__Record excerpts__.
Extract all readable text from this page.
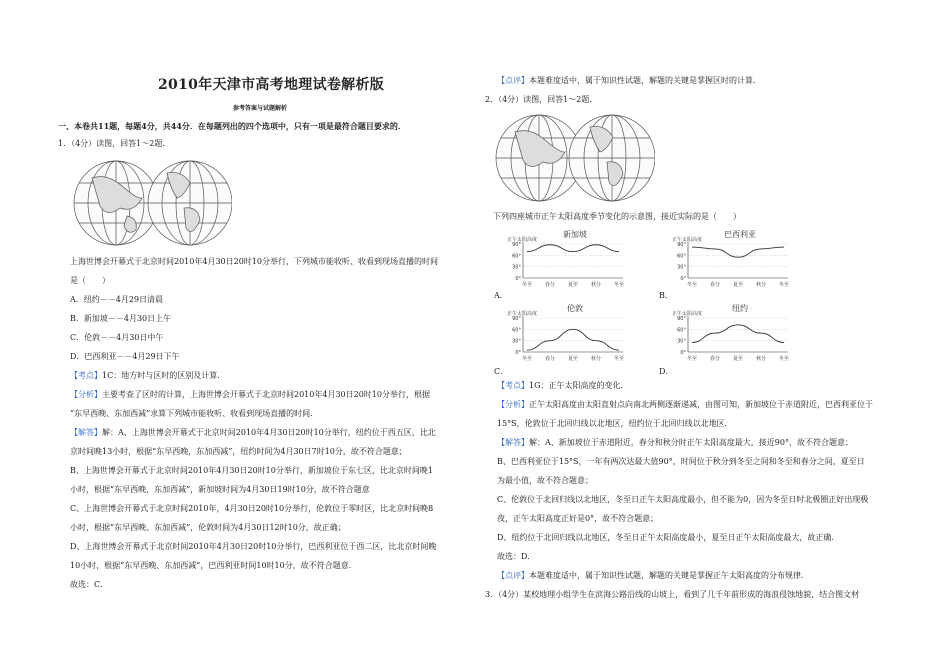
2010年天津市高考地理试卷解析版
参考答案与试题解析
一、本卷共11题，每题4分，共44分．在每题列出的四个选项中，只有一项是最符合题目要求的．
1．（4分）读图，回答1～2题．
上海世博会开幕式于北京时间2010年4月30日20时10分举行，下列城市能收听、收看到现场直播的时间
是（　　）
A．纽约－－4月29日清晨
B．新加坡－－4月30日上午
C．伦敦－－4月30日中午
D．巴西利亚－－4月29日下午
【考点】1C：地方时与区时的区别及计算．
【分析】主要考查了区时的计算，上海世博会开幕式于北京时间2010年4月30日20时10分举行，根据
“东早西晚、东加西减”求算下列城市能收听、收看到现场直播的时间．
【解答】解：A、上海世博会开幕式于北京时间2010年4月30日20时10分举行，纽约位于西五区，比北
京时间晚13小时，根据“东早西晚，东加西减”，纽约时间为4月30日7时10分，故不符合题意；
B、上海世博会开幕式于北京时间2010年4月30日20时10分举行，新加坡位于东七区，比北京时间晚1
小时，根据“东早西晚，东加西减”，新加坡时间为4月30日19时10分，故不符合题意
C、上海世博会开幕式于北京时间2010年，4月30日20时10分举行，伦敦位于零时区，比北京时间晚8
小时，根据“东早西晚、东加西减”，伦敦时间为4月30日12时10分，故正确；
D、上海世博会开幕式于北京时间2010年4月30日20时10分举行，巴西利亚位于西二区，比北京时间晚
10小时，根据“东早西晚、东加西减”，巴西利亚时间10时10分，故不符合题意．
故选：C．
【点评】本题难度适中，属于知识性试题，解题的关键是掌握区时的计算．
2．（4分）读图，回答1～2题．
下列四座城市正午太阳高度季节变化的示意图，接近实际的是（　　）
新加坡
正午太阳高度
90°
60°
30°
0°
冬至	春分	夏至	秋分	冬至
巴西利亚
正午太阳高度
90°
60°
30°
0°
冬至	春分	夏至	秋分	冬至
伦敦
正午太阳高度
90°
60°
30°
0°
冬至	春分	夏至	秋分	冬至
纽约
正午太阳高度
90°
60°
30°
0°
冬至	春分	夏至	秋分	冬至
A．	B．
C．	D．
【考点】1G：正午太阳高度的变化．
【分析】正午太阳高度由太阳直射点向南北两侧逐渐递减，由图可知，新加坡位于赤道附近，巴西利亚位于
15°S，伦敦位于北回归线以北地区，纽约位于北回归线以北地区．
【解答】解：A、新加坡位于赤道附近，春分和秋分时正午太阳高度最大，接近90°，故不符合题意；
B、巴西利亚位于15°S，一年有两次达最大值90°，时间位于秋分到冬至之间和冬至和春分之间，夏至日
为最小值，故不符合题意；
C、伦敦位于北回归线以北地区，冬至日正午太阳高度最小，但不能为0，因为冬至日时北极圈正好出现极
夜，正午太阳高度正好是0°，故不符合题意；
D、纽约位于北回归线以北地区，冬至日正午太阳高度最小，夏至日正午太阳高度最大，故正确．
故选：D．
【点评】本题难度适中，属于知识性试题，解题的关键是掌握正午太阳高度的分布规律．
3．（4分）某校地理小组学生在滨海公路沿线的山坡上，看到了几千年前形成的海浪侵蚀地貌，结合图文材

__Given exercise__. What count of lines in the listing contain the word "新加坡位于赤道附近"? Reply with the number only.

__Solution for this task__. 2